→ **TASK REQUIREMENTS**:
Give the count of lines that include the string "days". Add nothing to it.

## begin STORED ROWS

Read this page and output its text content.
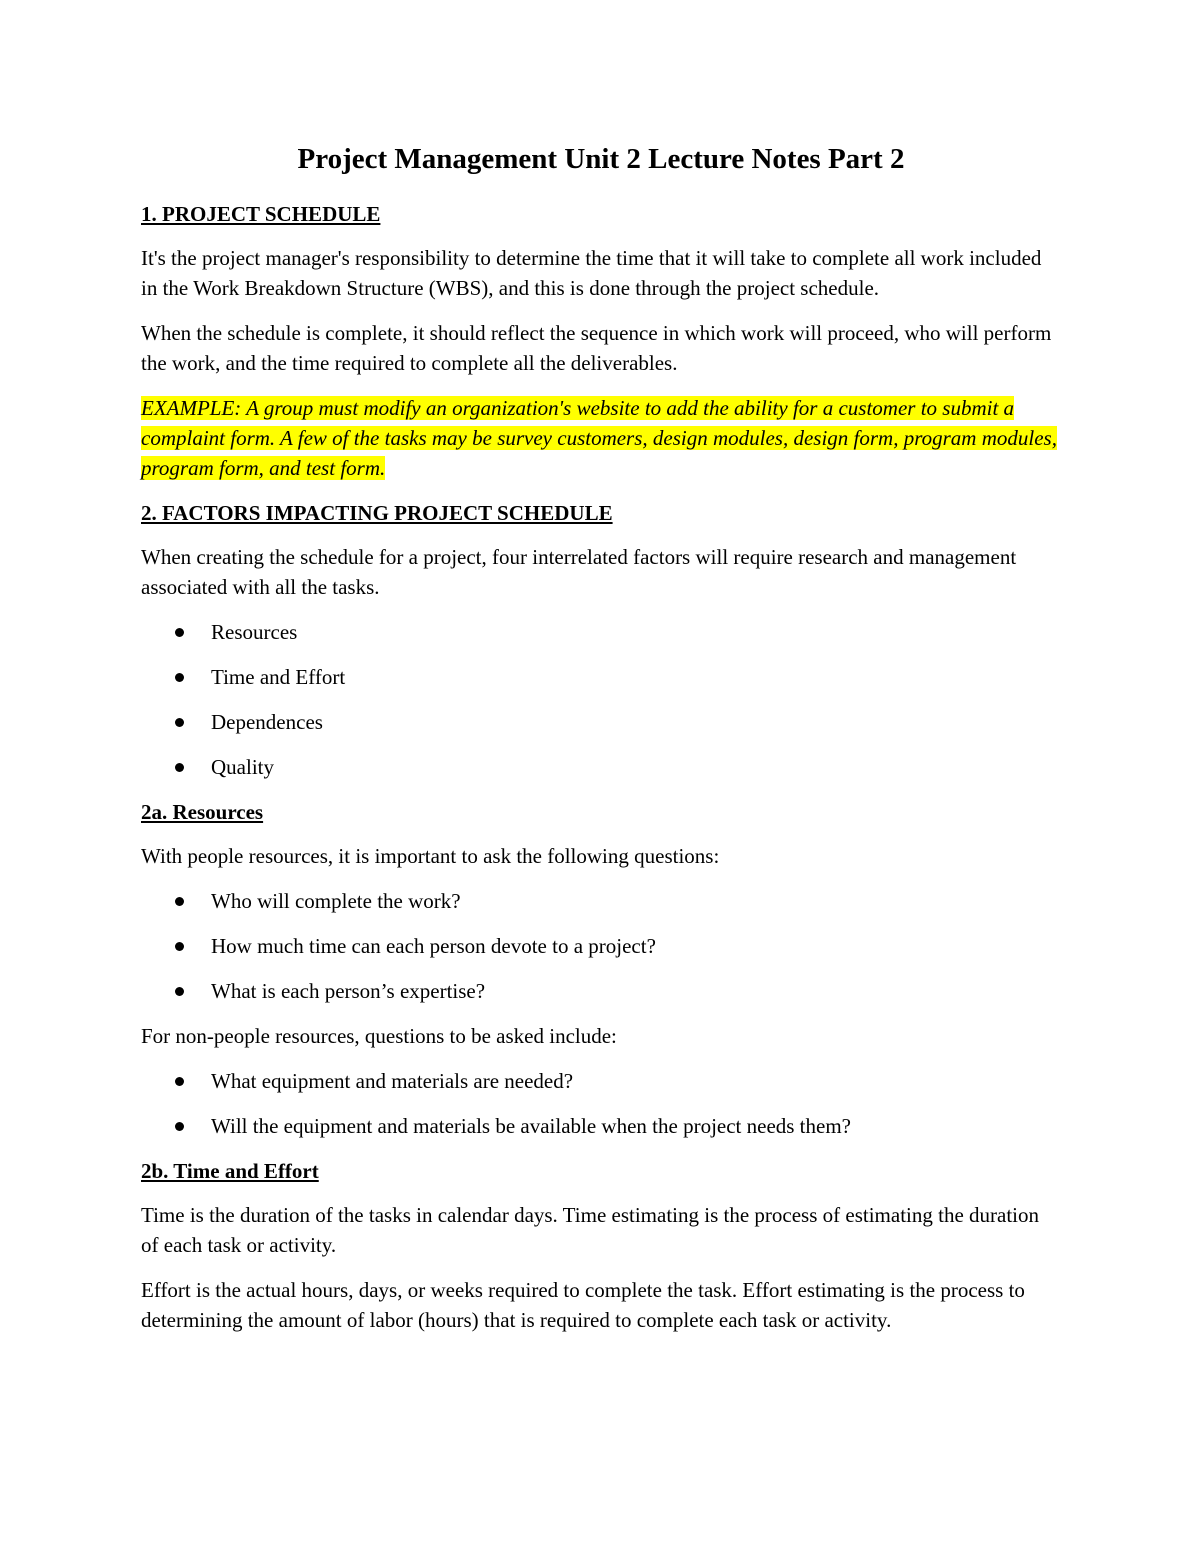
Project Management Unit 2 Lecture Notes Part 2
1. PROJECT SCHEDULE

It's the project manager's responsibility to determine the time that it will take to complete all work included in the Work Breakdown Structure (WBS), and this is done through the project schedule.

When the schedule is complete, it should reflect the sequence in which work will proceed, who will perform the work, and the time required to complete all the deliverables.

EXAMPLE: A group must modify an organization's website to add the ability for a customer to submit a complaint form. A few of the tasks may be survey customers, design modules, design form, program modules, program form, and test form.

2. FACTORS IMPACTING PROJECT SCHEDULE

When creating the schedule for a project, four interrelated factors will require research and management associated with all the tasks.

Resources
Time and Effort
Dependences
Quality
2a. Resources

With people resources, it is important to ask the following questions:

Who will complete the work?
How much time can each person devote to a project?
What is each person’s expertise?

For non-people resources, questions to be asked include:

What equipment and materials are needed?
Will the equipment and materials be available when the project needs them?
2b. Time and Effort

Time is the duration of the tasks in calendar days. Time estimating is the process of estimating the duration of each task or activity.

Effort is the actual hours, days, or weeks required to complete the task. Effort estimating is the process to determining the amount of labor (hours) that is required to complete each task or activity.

## end STORED ROWS
## begin STORED ROWS

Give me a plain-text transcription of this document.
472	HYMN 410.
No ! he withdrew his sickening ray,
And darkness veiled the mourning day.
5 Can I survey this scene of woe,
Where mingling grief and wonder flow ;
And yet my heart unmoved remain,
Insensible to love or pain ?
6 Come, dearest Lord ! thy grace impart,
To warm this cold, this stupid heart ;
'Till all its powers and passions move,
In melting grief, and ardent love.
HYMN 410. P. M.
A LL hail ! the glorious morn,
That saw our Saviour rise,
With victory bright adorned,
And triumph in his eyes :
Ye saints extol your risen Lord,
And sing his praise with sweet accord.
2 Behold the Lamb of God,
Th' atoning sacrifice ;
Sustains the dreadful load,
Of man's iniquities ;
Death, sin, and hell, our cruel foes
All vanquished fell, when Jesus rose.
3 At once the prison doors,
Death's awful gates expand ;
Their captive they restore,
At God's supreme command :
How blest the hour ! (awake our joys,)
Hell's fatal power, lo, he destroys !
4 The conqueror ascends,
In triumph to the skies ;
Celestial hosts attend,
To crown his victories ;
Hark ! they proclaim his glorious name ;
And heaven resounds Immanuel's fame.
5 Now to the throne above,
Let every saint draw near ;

## end STORED ROWS

→ **REPLY**:
2